EXERCISE 1: In the nettime reply, what does the writer point readers to on academic bad practice on the Internet?

SELECTED EXTRACT:
Lachlan Brown on Mon, 13 May 2002 07:28:07 +0200 (CEST)


[Date Prev] [Date Next] [Thread Prev] [Thread Next] [Date Index] [Thread Index]

Re: <nettime> The Weird Global Media Event and the Tactical Intellectual 1/4


I think the thing to do, given that an 'event' like what
people still quite appallingly describe as '911' is
predicated in any scholarship in cultural history or 
critical theory, was to respond at the time in a 
critical way, in any way. Not to do so was complicity in the
turn of 'events'. For all the teaching, learning,
preparation in understanding the convoluted nature
of contemporary geopolitical culture, 

One should not think we are quite out of the woods. 
The scarcity of response can only encourage 
those who would put an end to art, to culture
and to lists like Nettime. 

The same is true of academic bad practice in
Internet. See AIR-L, see my forthcoming work.

DATA TO USE:
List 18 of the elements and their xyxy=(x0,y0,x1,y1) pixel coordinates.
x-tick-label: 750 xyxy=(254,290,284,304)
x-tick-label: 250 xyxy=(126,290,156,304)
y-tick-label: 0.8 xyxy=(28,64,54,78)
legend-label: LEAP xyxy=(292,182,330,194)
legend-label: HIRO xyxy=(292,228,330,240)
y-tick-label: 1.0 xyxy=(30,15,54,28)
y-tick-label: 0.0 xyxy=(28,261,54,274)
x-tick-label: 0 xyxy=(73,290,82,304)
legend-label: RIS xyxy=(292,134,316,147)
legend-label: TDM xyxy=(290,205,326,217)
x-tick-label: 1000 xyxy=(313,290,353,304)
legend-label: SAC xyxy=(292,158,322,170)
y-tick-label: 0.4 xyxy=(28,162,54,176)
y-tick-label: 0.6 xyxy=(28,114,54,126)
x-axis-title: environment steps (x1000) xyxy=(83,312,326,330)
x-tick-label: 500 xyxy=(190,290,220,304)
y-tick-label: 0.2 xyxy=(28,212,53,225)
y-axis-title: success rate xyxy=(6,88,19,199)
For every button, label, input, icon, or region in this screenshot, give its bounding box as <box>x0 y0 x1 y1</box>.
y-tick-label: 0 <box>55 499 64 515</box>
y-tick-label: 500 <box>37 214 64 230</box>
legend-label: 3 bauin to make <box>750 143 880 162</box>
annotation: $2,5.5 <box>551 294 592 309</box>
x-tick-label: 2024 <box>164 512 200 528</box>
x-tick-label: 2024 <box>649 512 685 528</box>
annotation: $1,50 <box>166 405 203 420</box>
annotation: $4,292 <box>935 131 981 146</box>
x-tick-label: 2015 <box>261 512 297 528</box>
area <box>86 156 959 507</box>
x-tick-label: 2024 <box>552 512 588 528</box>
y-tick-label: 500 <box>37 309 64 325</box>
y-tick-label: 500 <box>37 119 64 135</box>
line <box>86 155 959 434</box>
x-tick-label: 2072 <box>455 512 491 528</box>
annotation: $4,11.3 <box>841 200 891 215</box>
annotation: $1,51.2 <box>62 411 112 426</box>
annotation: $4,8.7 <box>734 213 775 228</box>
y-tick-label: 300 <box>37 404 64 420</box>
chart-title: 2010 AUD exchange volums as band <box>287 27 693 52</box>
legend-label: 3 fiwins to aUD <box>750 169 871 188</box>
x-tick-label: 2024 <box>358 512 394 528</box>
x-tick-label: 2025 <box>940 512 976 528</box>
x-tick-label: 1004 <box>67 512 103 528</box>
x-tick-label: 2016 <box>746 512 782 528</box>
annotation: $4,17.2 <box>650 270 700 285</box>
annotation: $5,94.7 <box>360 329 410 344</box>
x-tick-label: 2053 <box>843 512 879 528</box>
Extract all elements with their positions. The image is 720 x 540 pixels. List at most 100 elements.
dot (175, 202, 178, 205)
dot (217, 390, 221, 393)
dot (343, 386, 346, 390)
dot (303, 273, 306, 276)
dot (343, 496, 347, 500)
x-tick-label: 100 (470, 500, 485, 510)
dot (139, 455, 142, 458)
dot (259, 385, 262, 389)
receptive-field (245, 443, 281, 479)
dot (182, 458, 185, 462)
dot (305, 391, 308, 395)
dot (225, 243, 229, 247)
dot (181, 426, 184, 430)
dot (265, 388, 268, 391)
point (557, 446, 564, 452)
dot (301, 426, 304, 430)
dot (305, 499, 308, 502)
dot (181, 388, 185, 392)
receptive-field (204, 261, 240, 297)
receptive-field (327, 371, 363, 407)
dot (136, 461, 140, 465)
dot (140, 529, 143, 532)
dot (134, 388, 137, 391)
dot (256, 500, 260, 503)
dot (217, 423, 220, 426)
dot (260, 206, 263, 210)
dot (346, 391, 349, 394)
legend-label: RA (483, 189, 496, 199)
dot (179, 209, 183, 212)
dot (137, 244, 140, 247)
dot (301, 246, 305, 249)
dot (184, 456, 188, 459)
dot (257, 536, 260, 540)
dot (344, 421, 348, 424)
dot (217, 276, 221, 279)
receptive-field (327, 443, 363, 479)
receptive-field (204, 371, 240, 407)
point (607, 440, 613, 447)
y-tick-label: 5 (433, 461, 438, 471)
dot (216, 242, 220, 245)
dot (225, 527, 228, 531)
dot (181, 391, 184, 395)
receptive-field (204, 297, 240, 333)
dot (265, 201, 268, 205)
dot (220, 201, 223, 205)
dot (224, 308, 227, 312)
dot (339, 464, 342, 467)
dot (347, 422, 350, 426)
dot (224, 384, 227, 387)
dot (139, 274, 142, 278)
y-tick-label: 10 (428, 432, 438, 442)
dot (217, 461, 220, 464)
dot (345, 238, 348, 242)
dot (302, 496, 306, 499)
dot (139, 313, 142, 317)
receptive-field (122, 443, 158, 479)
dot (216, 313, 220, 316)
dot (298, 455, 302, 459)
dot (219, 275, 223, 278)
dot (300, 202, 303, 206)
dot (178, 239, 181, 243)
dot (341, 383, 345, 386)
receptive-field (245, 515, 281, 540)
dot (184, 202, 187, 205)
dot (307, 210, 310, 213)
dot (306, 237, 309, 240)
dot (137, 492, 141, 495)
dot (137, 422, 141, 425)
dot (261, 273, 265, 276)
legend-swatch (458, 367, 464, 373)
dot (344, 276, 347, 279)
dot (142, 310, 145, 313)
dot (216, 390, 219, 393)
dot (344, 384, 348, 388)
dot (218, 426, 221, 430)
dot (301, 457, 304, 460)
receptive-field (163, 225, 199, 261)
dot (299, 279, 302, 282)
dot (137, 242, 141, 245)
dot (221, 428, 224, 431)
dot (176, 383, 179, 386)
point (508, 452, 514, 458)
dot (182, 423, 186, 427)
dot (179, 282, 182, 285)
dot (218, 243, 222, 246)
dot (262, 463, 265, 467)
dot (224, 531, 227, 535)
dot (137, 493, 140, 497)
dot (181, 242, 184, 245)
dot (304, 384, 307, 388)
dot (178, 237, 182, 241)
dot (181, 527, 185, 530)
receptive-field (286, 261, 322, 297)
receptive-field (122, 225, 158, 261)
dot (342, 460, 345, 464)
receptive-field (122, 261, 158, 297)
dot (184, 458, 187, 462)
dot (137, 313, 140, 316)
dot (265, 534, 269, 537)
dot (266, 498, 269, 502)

EXERCISE 2: Write out the stretch of the listing from its first line through the line containing "x-tick-label: 1004 <box>67 512 103 528</box>" as a numbered list, leaving out blank lines.

FULL ANSWER 1: AIR-L and the writer's forthcoming work.

FULL ANSWER 2:
1. List 18 of the elements and their xyxy=(x0,y0,x1,y1) pixel coordinates.
2. x-tick-label: 750 xyxy=(254,290,284,304)
3. x-tick-label: 250 xyxy=(126,290,156,304)
4. y-tick-label: 0.8 xyxy=(28,64,54,78)
5. legend-label: LEAP xyxy=(292,182,330,194)
6. legend-label: HIRO xyxy=(292,228,330,240)
7. y-tick-label: 1.0 xyxy=(30,15,54,28)
8. y-tick-label: 0.0 xyxy=(28,261,54,274)
9. x-tick-label: 0 xyxy=(73,290,82,304)
10. legend-label: RIS xyxy=(292,134,316,147)
11. legend-label: TDM xyxy=(290,205,326,217)
12. x-tick-label: 1000 xyxy=(313,290,353,304)
13. legend-label: SAC xyxy=(292,158,322,170)
14. y-tick-label: 0.4 xyxy=(28,162,54,176)
15. y-tick-label: 0.6 xyxy=(28,114,54,126)
16. x-axis-title: environment steps (x1000) xyxy=(83,312,326,330)
17. x-tick-label: 500 xyxy=(190,290,220,304)
18. y-tick-label: 0.2 xyxy=(28,212,53,225)
19. y-axis-title: success rate xyxy=(6,88,19,199)
20. For every button, label, input, icon, or region in this screenshot, give its bounding box as <box>x0 y0 x1 y1</box>.
21. y-tick-label: 0 <box>55 499 64 515</box>
22. y-tick-label: 500 <box>37 214 64 230</box>
23. legend-label: 3 bauin to make <box>750 143 880 162</box>
24. annotation: $2,5.5 <box>551 294 592 309</box>
25. x-tick-label: 2024 <box>164 512 200 528</box>
26. x-tick-label: 2024 <box>649 512 685 528</box>
27. annotation: $1,50 <box>166 405 203 420</box>
28. annotation: $4,292 <box>935 131 981 146</box>
29. x-tick-label: 2015 <box>261 512 297 528</box>
30. area <box>86 156 959 507</box>
31. x-tick-label: 2024 <box>552 512 588 528</box>
32. y-tick-label: 500 <box>37 309 64 325</box>
33. y-tick-label: 500 <box>37 119 64 135</box>
34. line <box>86 155 959 434</box>
35. x-tick-label: 2072 <box>455 512 491 528</box>
36. annotation: $4,11.3 <box>841 200 891 215</box>
37. annotation: $1,51.2 <box>62 411 112 426</box>
38. annotation: $4,8.7 <box>734 213 775 228</box>
39. y-tick-label: 300 <box>37 404 64 420</box>
40. chart-title: 2010 AUD exchange volums as band <box>287 27 693 52</box>
41. legend-label: 3 fiwins to aUD <box>750 169 871 188</box>
42. x-tick-label: 2024 <box>358 512 394 528</box>
43. x-tick-label: 2025 <box>940 512 976 528</box>
44. x-tick-label: 1004 <box>67 512 103 528</box>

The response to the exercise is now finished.